§ Directions: Copy the following lines unchanged, everything from the line containing "col-include[interactable]: Include xyxy=(132,431,230,488)" down to the line containing "number-to-display-row[interactable]: Number of", with both of those lines included.

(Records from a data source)
'''
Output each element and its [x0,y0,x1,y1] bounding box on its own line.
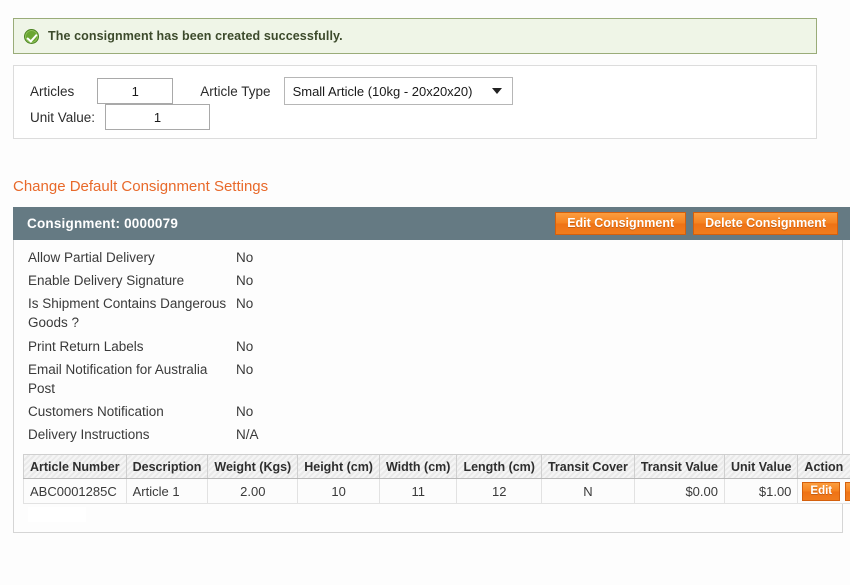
cell-article-number: ABC0001285C [23,478,127,505]
detail-label: Customers Notification [28,404,164,420]
success-alert-message: The consignment has been created success… [48,29,343,43]
consignment-detail-list: Allow Partial Delivery No Enable Deliver… [14,248,842,454]
consignment-panel: Consignment: 0000079 Edit Consignment De… [13,207,850,534]
articles-table-wrapper: Article Number Description Weight (Kgs) … [14,454,850,505]
consignment-body: Allow Partial Delivery No Enable Deliver… [13,240,850,534]
cell-width: 11 [378,478,458,505]
detail-label: Allow Partial Delivery [28,250,155,265]
column-header-unit-value: Unit Value [723,454,799,480]
cell-unit-value: $1.00 [723,478,799,505]
article-form-row-1: Articles Article Type Small Article (10k… [30,77,513,105]
column-header-length: Length (cm) [456,454,542,480]
edit-article-button[interactable]: Edit [802,481,841,501]
detail-label: Is Shipment Contains Dangerous Goods ? [28,296,227,331]
chevron-down-icon [491,88,502,94]
delete-consignment-button[interactable]: Delete Consignment [693,212,838,235]
cell-transit-cover: N [540,478,635,505]
detail-label: Enable Delivery Signature [28,273,185,289]
article-type-selected-value: Small Article (10kg - 20x20x20) [292,83,473,99]
detail-value: No [236,273,254,289]
detail-row: Print Return Labels No [28,337,842,356]
article-type-label: Article Type [200,83,271,99]
table-row: ABC0001285C Article 1 2.00 10 11 12 N $0… [23,478,850,505]
detail-row: Enable Delivery Signature No [28,271,842,290]
column-header-width: Width (cm) [378,454,458,480]
column-header-article-number: Article Number [23,454,127,480]
articles-input[interactable] [97,78,174,104]
detail-value: N/A [236,427,259,443]
detail-row: Delivery Instructions N/A [28,425,842,444]
cell-length: 12 [456,478,542,505]
table-header-row: Article Number Description Weight (Kgs) … [23,454,850,480]
consignment-title: Consignment: 0000079 [27,216,179,231]
unit-value-label: Unit Value: [30,109,96,125]
cell-action: Edit Delete [797,478,850,505]
check-circle-icon [24,28,39,44]
detail-value: No [236,296,254,312]
change-default-consignment-settings-link[interactable]: Change Default Consignment Settings [13,178,268,195]
unit-value-input[interactable] [105,104,211,130]
detail-row: Customers Notification No [28,402,842,421]
cell-transit-value: $0.00 [633,478,725,505]
detail-value: No [236,361,254,377]
cell-height: 10 [297,478,380,505]
article-type-select[interactable]: Small Article (10kg - 20x20x20) [283,77,513,105]
success-alert: The consignment has been created success… [13,18,817,54]
edit-consignment-button[interactable]: Edit Consignment [555,212,687,235]
articles-table: Article Number Description Weight (Kgs) … [23,454,850,505]
column-header-description: Description [125,454,209,480]
column-header-weight: Weight (Kgs) [207,454,299,480]
articles-table-head: Article Number Description Weight (Kgs) … [23,454,850,480]
detail-row: Email Notification for Australia Post No [28,360,842,398]
consignment-header: Consignment: 0000079 Edit Consignment De… [13,207,850,240]
detail-value: No [236,338,254,354]
detail-value: No [236,250,254,265]
column-header-transit-value: Transit Value [633,454,725,480]
detail-row: Allow Partial Delivery No [28,248,842,267]
detail-row: Is Shipment Contains Dangerous Goods ? N… [28,294,842,332]
delete-article-button[interactable]: Delete [845,481,850,501]
column-header-height: Height (cm) [297,454,380,480]
column-header-transit-cover: Transit Cover [540,454,635,480]
articles-label: Articles [30,83,75,99]
article-form-panel: Articles Article Type Small Article (10k… [13,65,817,139]
page-root: The consignment has been created success… [0,0,850,585]
detail-label: Email Notification for Australia Post [28,361,208,396]
detail-label: Print Return Labels [28,338,144,354]
detail-value: No [236,404,254,420]
detail-label: Delivery Instructions [28,427,150,443]
cell-weight: 2.00 [207,478,299,505]
column-header-action: Action [797,454,850,480]
table-footer-blank-area [28,507,86,523]
articles-table-body: ABC0001285C Article 1 2.00 10 11 12 N $0… [23,478,850,505]
article-form-row-2: Unit Value: [30,104,211,130]
consignment-header-actions: Edit Consignment Delete Consignment [555,212,838,235]
cell-description: Article 1 [125,478,209,505]
row-actions: Edit Delete [802,481,850,501]
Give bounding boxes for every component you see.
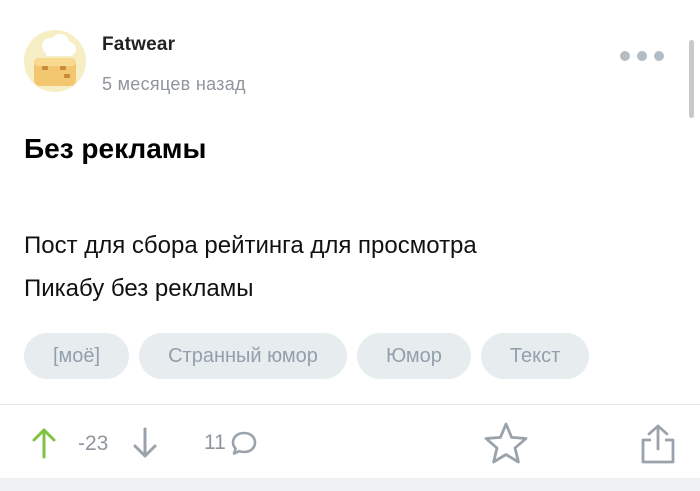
avatar[interactable] xyxy=(24,30,86,92)
divider xyxy=(0,404,700,405)
rating-value: -23 xyxy=(78,432,109,455)
author-name[interactable]: Fatwear xyxy=(102,34,175,56)
tag-text[interactable]: Текст xyxy=(480,333,590,379)
bottom-separator xyxy=(0,478,700,491)
post-footer: -23 11 xyxy=(0,412,700,476)
post-card: Fatwear 5 месяцев назад Без рекламы Пост… xyxy=(0,0,700,491)
scrollbar[interactable] xyxy=(689,40,694,118)
post-time: 5 месяцев назад xyxy=(102,74,246,94)
tag-humor[interactable]: Юмор xyxy=(356,333,471,379)
toast-avatar-icon xyxy=(24,30,86,92)
tag-list: [моё] Странный юмор Юмор Текст xyxy=(24,333,590,379)
post-header: Fatwear 5 месяцев назад xyxy=(24,30,664,94)
post-title[interactable]: Без рекламы xyxy=(24,133,206,165)
post-body-line: Пикабу без рекламы xyxy=(24,275,254,302)
share-icon[interactable] xyxy=(638,422,678,466)
star-icon[interactable] xyxy=(481,420,531,468)
tag-moe[interactable]: [моё] xyxy=(24,333,130,379)
dot xyxy=(637,51,647,61)
dot xyxy=(654,51,664,61)
tag-strange-humor[interactable]: Странный юмор xyxy=(139,333,347,379)
more-dots-icon[interactable] xyxy=(620,46,664,66)
comments-button[interactable]: 11 xyxy=(204,426,258,460)
post-body: Пост для сбора рейтинга для просмотра Пи… xyxy=(24,224,664,310)
post-body-line: Пост для сбора рейтинга для просмотра xyxy=(24,232,477,259)
arrow-down-icon[interactable] xyxy=(131,426,159,460)
arrow-up-icon[interactable] xyxy=(30,426,58,460)
dot xyxy=(620,51,630,61)
comment-bubble-icon xyxy=(231,431,257,455)
comments-count: 11 xyxy=(204,431,226,454)
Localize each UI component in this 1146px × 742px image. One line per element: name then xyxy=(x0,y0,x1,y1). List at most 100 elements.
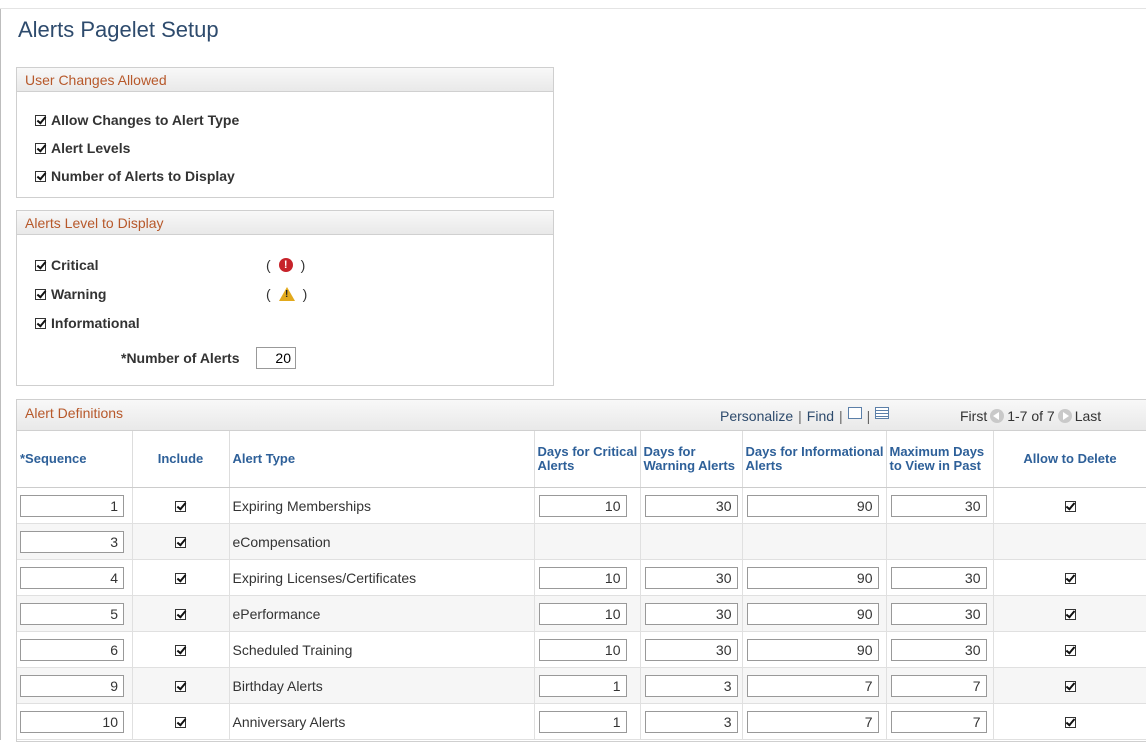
col-include[interactable]: Include xyxy=(132,431,230,488)
max-days-cell xyxy=(886,559,994,596)
critical-days-input[interactable] xyxy=(538,710,627,733)
include-checkbox[interactable] xyxy=(175,537,186,549)
max-days-input[interactable] xyxy=(890,638,987,661)
include-checkbox[interactable] xyxy=(175,681,186,693)
col-sequence[interactable]: *Sequence xyxy=(17,431,133,488)
include-checkbox[interactable] xyxy=(175,717,186,729)
info-days-input[interactable] xyxy=(746,710,879,733)
warning-checkbox[interactable] xyxy=(35,288,46,300)
max-days-input[interactable] xyxy=(890,710,987,733)
warning-row[interactable]: Warning xyxy=(35,285,106,303)
critical-days-input[interactable] xyxy=(538,638,627,661)
alert-type-cell: Expiring Memberships xyxy=(229,487,535,524)
include-checkbox[interactable] xyxy=(175,609,186,621)
info-days-cell xyxy=(742,703,887,740)
sequence-input[interactable] xyxy=(20,602,124,625)
col-warning-days[interactable]: Days for Warning Alerts xyxy=(640,431,743,488)
warning-days-input[interactable] xyxy=(644,494,738,517)
allow-delete-checkbox[interactable] xyxy=(1064,573,1076,585)
critical-days-input[interactable] xyxy=(538,566,627,589)
critical-days-input[interactable] xyxy=(538,602,627,625)
info-days-input[interactable] xyxy=(746,674,879,697)
col-critical-days[interactable]: Days for Critical Alerts xyxy=(534,431,641,488)
alert-type-cell: Anniversary Alerts xyxy=(229,703,535,740)
previous-arrow-icon[interactable] xyxy=(990,409,1005,423)
warning-days-input[interactable] xyxy=(644,566,738,589)
sequence-input[interactable] xyxy=(20,566,124,589)
warning-days-input[interactable] xyxy=(644,674,738,697)
allow-alert-type-row[interactable]: Allow Changes to Alert Type xyxy=(35,111,239,129)
info-days-cell xyxy=(742,631,887,668)
grid-navigation: First 1-7 of 7 Last xyxy=(960,408,1101,424)
critical-days-input[interactable] xyxy=(538,494,627,517)
table-row: Expiring Memberships xyxy=(17,487,1146,524)
critical-days-input[interactable] xyxy=(538,674,627,697)
warning-days-input[interactable] xyxy=(644,638,738,661)
table-row: Scheduled Training xyxy=(17,631,1146,668)
allow-delete-checkbox[interactable] xyxy=(1064,501,1076,513)
number-to-display-row[interactable]: Number of Alerts to Display xyxy=(35,167,235,185)
max-days-input[interactable] xyxy=(890,602,987,625)
critical-label: Critical xyxy=(51,257,99,273)
alert-levels-group: Alerts Level to Display Critical ( ! ) W… xyxy=(16,210,554,386)
info-days-input[interactable] xyxy=(746,494,879,517)
view-all-icon[interactable] xyxy=(847,407,862,419)
alert-levels-header: Alerts Level to Display xyxy=(17,211,553,235)
warning-icon: ! xyxy=(278,287,295,301)
col-alert-type[interactable]: Alert Type xyxy=(229,431,535,488)
sequence-cell xyxy=(17,595,133,632)
sequence-input[interactable] xyxy=(20,530,124,553)
max-days-input[interactable] xyxy=(890,566,987,589)
sequence-input[interactable] xyxy=(20,674,124,697)
include-cell xyxy=(132,667,230,704)
include-checkbox[interactable] xyxy=(175,645,186,657)
warning-days-cell xyxy=(640,487,743,524)
critical-checkbox[interactable] xyxy=(35,259,46,271)
allow-alert-type-checkbox[interactable] xyxy=(35,114,46,126)
sequence-input[interactable] xyxy=(20,638,124,661)
page-title: Alerts Pagelet Setup xyxy=(18,17,219,42)
warning-days-input[interactable] xyxy=(644,602,738,625)
alert-levels-row[interactable]: Alert Levels xyxy=(35,139,130,157)
number-to-display-checkbox[interactable] xyxy=(35,170,46,182)
last-link[interactable]: Last xyxy=(1075,408,1101,424)
table-header-row: *Sequence Include Alert Type Days for Cr… xyxy=(17,431,1146,488)
include-checkbox[interactable] xyxy=(175,501,186,513)
grid-header: Alert Definitions Personalize | Find | |… xyxy=(17,400,1146,431)
alert-type-cell: Birthday Alerts xyxy=(229,667,535,704)
allow-delete-checkbox[interactable] xyxy=(1064,645,1076,657)
allow-delete-checkbox[interactable] xyxy=(1064,609,1076,621)
informational-row[interactable]: Informational xyxy=(35,314,140,332)
info-days-input[interactable] xyxy=(746,566,879,589)
allow-delete-cell xyxy=(993,559,1146,596)
info-days-input[interactable] xyxy=(746,602,879,625)
critical-row[interactable]: Critical xyxy=(35,256,98,274)
sequence-cell xyxy=(17,703,133,740)
sequence-input[interactable] xyxy=(20,710,124,733)
include-checkbox[interactable] xyxy=(175,573,186,585)
include-cell xyxy=(132,559,230,596)
table-row: Anniversary Alerts xyxy=(17,703,1146,740)
max-days-input[interactable] xyxy=(890,674,987,697)
alert-levels-checkbox[interactable] xyxy=(35,142,46,154)
find-link[interactable]: Find xyxy=(807,408,834,424)
number-of-alerts-input[interactable] xyxy=(256,347,296,369)
informational-checkbox[interactable] xyxy=(35,317,46,329)
download-spreadsheet-icon[interactable] xyxy=(875,407,890,419)
col-allow-delete[interactable]: Allow to Delete xyxy=(993,431,1146,488)
max-days-cell xyxy=(886,667,994,704)
max-days-input[interactable] xyxy=(890,494,987,517)
warning-days-cell xyxy=(640,523,743,560)
info-days-input[interactable] xyxy=(746,638,879,661)
warning-days-input[interactable] xyxy=(644,710,738,733)
allow-delete-checkbox[interactable] xyxy=(1064,681,1076,693)
sequence-input[interactable] xyxy=(20,494,124,517)
col-info-days[interactable]: Days for Informational Alerts xyxy=(742,431,887,488)
critical-days-cell xyxy=(534,667,641,704)
col-max-days[interactable]: Maximum Days to View in Past xyxy=(886,431,994,488)
info-days-cell xyxy=(742,487,887,524)
allow-delete-checkbox[interactable] xyxy=(1064,717,1076,729)
first-link[interactable]: First xyxy=(960,408,987,424)
next-arrow-icon[interactable] xyxy=(1057,409,1072,423)
personalize-link[interactable]: Personalize xyxy=(720,408,793,424)
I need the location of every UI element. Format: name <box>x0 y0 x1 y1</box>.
'''
§ Finished task:
col-include[interactable]: Include xyxy=(132,431,230,488)
max-days-cell xyxy=(886,559,994,596)
critical-days-input[interactable] xyxy=(538,710,627,733)
include-checkbox[interactable] xyxy=(175,537,186,549)
max-days-input[interactable] xyxy=(890,638,987,661)
include-checkbox[interactable] xyxy=(175,681,186,693)
col-sequence[interactable]: *Sequence xyxy=(17,431,133,488)
include-checkbox[interactable] xyxy=(175,717,186,729)
info-days-input[interactable] xyxy=(746,710,879,733)
warning-checkbox[interactable] xyxy=(35,288,46,300)
max-days-input[interactable] xyxy=(890,710,987,733)
warning-row[interactable]: Warning xyxy=(35,285,106,303)
critical-days-input[interactable] xyxy=(538,638,627,661)
alert-type-cell: Expiring Memberships xyxy=(229,487,535,524)
include-checkbox[interactable] xyxy=(175,609,186,621)
info-days-cell xyxy=(742,703,887,740)
sequence-input[interactable] xyxy=(20,602,124,625)
col-warning-days[interactable]: Days for Warning Alerts xyxy=(640,431,743,488)
warning-days-input[interactable] xyxy=(644,494,738,517)
allow-delete-checkbox[interactable] xyxy=(1064,573,1076,585)
critical-days-input[interactable] xyxy=(538,566,627,589)
critical-days-input[interactable] xyxy=(538,602,627,625)
info-days-input[interactable] xyxy=(746,674,879,697)
col-critical-days[interactable]: Days for Critical Alerts xyxy=(534,431,641,488)
alert-type-cell: Anniversary Alerts xyxy=(229,703,535,740)
previous-arrow-icon[interactable] xyxy=(990,409,1005,423)
warning-days-input[interactable] xyxy=(644,566,738,589)
sequence-input[interactable] xyxy=(20,566,124,589)
warning-days-input[interactable] xyxy=(644,674,738,697)
allow-alert-type-row[interactable]: Allow Changes to Alert Type xyxy=(35,111,239,129)
info-days-cell xyxy=(742,631,887,668)
grid-navigation: First 1-7 of 7 Last xyxy=(960,408,1101,424)
critical-days-input[interactable] xyxy=(538,494,627,517)
table-row: Expiring Memberships xyxy=(17,487,1146,524)
critical-days-input[interactable] xyxy=(538,674,627,697)
warning-days-input[interactable] xyxy=(644,638,738,661)
table-row: Scheduled Training xyxy=(17,631,1146,668)
allow-delete-checkbox[interactable] xyxy=(1064,501,1076,513)
number-to-display-row[interactable]: Number of Alerts to Display xyxy=(35,167,235,185)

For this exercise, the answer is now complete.